# [REQUIRED WORK]
Write the material out again exactly as it stands.

▬▬▬▬▬▬

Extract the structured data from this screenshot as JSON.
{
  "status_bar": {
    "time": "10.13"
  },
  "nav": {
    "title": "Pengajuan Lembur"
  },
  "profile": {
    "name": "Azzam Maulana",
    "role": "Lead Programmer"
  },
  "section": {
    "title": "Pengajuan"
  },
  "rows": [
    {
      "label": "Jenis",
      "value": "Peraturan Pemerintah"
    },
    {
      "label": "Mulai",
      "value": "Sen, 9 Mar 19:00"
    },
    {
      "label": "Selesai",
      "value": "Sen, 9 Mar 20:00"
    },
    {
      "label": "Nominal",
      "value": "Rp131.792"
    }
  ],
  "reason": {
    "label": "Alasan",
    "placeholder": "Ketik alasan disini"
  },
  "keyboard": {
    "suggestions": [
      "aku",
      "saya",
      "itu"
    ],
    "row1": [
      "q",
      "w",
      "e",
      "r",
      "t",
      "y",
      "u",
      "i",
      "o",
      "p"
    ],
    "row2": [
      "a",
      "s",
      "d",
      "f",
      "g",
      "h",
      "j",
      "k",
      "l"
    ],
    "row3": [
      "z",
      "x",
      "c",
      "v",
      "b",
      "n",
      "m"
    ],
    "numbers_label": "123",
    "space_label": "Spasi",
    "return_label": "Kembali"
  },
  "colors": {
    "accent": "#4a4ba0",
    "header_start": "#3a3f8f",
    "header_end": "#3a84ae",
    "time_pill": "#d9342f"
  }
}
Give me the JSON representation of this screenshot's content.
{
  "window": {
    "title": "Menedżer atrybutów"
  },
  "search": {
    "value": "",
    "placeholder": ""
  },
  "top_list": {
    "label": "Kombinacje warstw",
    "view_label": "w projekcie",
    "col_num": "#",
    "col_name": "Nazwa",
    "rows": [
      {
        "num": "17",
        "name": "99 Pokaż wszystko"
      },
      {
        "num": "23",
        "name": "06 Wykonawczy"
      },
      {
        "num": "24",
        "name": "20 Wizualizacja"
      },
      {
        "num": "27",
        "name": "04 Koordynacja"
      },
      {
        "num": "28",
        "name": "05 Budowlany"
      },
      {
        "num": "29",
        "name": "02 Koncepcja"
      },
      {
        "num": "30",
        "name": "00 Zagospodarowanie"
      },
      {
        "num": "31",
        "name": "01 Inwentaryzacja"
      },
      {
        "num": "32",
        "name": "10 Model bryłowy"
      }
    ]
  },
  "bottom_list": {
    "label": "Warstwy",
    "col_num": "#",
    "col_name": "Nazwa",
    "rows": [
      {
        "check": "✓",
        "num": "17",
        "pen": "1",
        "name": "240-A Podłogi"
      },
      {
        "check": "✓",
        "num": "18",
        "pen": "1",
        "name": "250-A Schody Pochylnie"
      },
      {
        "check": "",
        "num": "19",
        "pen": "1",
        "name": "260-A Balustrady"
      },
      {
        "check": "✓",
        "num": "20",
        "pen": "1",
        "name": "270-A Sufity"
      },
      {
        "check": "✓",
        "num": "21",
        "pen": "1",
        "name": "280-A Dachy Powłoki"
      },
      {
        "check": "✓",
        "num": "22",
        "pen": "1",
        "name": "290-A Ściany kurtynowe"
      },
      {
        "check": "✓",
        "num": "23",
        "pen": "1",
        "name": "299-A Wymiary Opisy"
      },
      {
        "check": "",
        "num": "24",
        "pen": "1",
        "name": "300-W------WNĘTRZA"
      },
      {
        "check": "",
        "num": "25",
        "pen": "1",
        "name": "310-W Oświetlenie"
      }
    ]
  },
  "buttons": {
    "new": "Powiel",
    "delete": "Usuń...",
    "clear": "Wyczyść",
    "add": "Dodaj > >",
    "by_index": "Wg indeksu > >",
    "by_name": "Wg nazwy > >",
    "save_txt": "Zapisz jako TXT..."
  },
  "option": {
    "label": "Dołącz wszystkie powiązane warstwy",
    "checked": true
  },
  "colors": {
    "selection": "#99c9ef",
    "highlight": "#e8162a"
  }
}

▬▬▬▬▬▬

# [THE RESPONSE]
Extract the structured data from this screenshot as JSON.
{
  "status_bar": {
    "time": "10.13"
  },
  "nav": {
    "title": "Pengajuan Lembur"
  },
  "profile": {
    "name": "Azzam Maulana",
    "role": "Lead Programmer"
  },
  "section": {
    "title": "Pengajuan"
  },
  "rows": [
    {
      "label": "Jenis",
      "value": "Peraturan Pemerintah"
    },
    {
      "label": "Mulai",
      "value": "Sen, 9 Mar 19:00"
    },
    {
      "label": "Selesai",
      "value": "Sen, 9 Mar 20:00"
    },
    {
      "label": "Nominal",
      "value": "Rp131.792"
    }
  ],
  "reason": {
    "label": "Alasan",
    "placeholder": "Ketik alasan disini"
  },
  "keyboard": {
    "suggestions": [
      "aku",
      "saya",
      "itu"
    ],
    "row1": [
      "q",
      "w",
      "e",
      "r",
      "t",
      "y",
      "u",
      "i",
      "o",
      "p"
    ],
    "row2": [
      "a",
      "s",
      "d",
      "f",
      "g",
      "h",
      "j",
      "k",
      "l"
    ],
    "row3": [
      "z",
      "x",
      "c",
      "v",
      "b",
      "n",
      "m"
    ],
    "numbers_label": "123",
    "space_label": "Spasi",
    "return_label": "Kembali"
  },
  "colors": {
    "accent": "#4a4ba0",
    "header_start": "#3a3f8f",
    "header_end": "#3a84ae",
    "time_pill": "#d9342f"
  }
}
Give me the JSON representation of this screenshot's content.
{
  "window": {
    "title": "Menedżer atrybutów"
  },
  "search": {
    "value": "",
    "placeholder": ""
  },
  "top_list": {
    "label": "Kombinacje warstw",
    "view_label": "w projekcie",
    "col_num": "#",
    "col_name": "Nazwa",
    "rows": [
      {
        "num": "17",
        "name": "99 Pokaż wszystko"
      },
      {
        "num": "23",
        "name": "06 Wykonawczy"
      },
      {
        "num": "24",
        "name": "20 Wizualizacja"
      },
      {
        "num": "27",
        "name": "04 Koordynacja"
      },
      {
        "num": "28",
        "name": "05 Budowlany"
      },
      {
        "num": "29",
        "name": "02 Koncepcja"
      },
      {
        "num": "30",
        "name": "00 Zagospodarowanie"
      },
      {
        "num": "31",
        "name": "01 Inwentaryzacja"
      },
      {
        "num": "32",
        "name": "10 Model bryłowy"
      }
    ]
  },
  "bottom_list": {
    "label": "Warstwy",
    "col_num": "#",
    "col_name": "Nazwa",
    "rows": [
      {
        "check": "✓",
        "num": "17",
        "pen": "1",
        "name": "240-A Podłogi"
      },
      {
        "check": "✓",
        "num": "18",
        "pen": "1",
        "name": "250-A Schody Pochylnie"
      },
      {
        "check": "",
        "num": "19",
        "pen": "1",
        "name": "260-A Balustrady"
      },
      {
        "check": "✓",
        "num": "20",
        "pen": "1",
        "name": "270-A Sufity"
      },
      {
        "check": "✓",
        "num": "21",
        "pen": "1",
        "name": "280-A Dachy Powłoki"
      },
      {
        "check": "✓",
        "num": "22",
        "pen": "1",
        "name": "290-A Ściany kurtynowe"
      },
      {
        "check": "✓",
        "num": "23",
        "pen": "1",
        "name": "299-A Wymiary Opisy"
      },
      {
        "check": "",
        "num": "24",
        "pen": "1",
        "name": "300-W------WNĘTRZA"
      },
      {
        "check": "",
        "num": "25",
        "pen": "1",
        "name": "310-W Oświetlenie"
      }
    ]
  },
  "buttons": {
    "new": "Powiel",
    "delete": "Usuń...",
    "clear": "Wyczyść",
    "add": "Dodaj > >",
    "by_index": "Wg indeksu > >",
    "by_name": "Wg nazwy > >",
    "save_txt": "Zapisz jako TXT..."
  },
  "option": {
    "label": "Dołącz wszystkie powiązane warstwy",
    "checked": true
  },
  "colors": {
    "selection": "#99c9ef",
    "highlight": "#e8162a"
  }
}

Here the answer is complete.